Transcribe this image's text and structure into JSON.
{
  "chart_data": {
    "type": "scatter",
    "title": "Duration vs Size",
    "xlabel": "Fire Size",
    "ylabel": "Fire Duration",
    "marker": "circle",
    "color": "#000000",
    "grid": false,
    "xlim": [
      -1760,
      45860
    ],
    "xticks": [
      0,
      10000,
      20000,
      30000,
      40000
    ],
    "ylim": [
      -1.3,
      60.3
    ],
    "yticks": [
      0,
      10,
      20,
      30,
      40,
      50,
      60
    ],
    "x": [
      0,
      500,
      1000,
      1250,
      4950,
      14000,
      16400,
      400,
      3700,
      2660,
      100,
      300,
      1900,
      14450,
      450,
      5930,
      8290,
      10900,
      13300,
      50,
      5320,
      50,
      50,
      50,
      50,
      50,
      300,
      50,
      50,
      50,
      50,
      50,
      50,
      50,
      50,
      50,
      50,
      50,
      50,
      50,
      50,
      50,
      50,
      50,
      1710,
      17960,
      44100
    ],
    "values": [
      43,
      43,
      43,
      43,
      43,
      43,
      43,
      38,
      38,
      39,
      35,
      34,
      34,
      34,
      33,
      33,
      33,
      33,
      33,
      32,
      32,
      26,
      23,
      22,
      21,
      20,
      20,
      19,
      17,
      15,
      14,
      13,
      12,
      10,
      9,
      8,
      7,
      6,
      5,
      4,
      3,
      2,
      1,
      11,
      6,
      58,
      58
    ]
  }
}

============

(TO BE DONE) Check each line above for the word "Fire" and copy the ones that have it.

(SOLUTION FOR THIS EXERCISE)
    "xlabel": "Fire Size",
    "ylabel": "Fire Duration",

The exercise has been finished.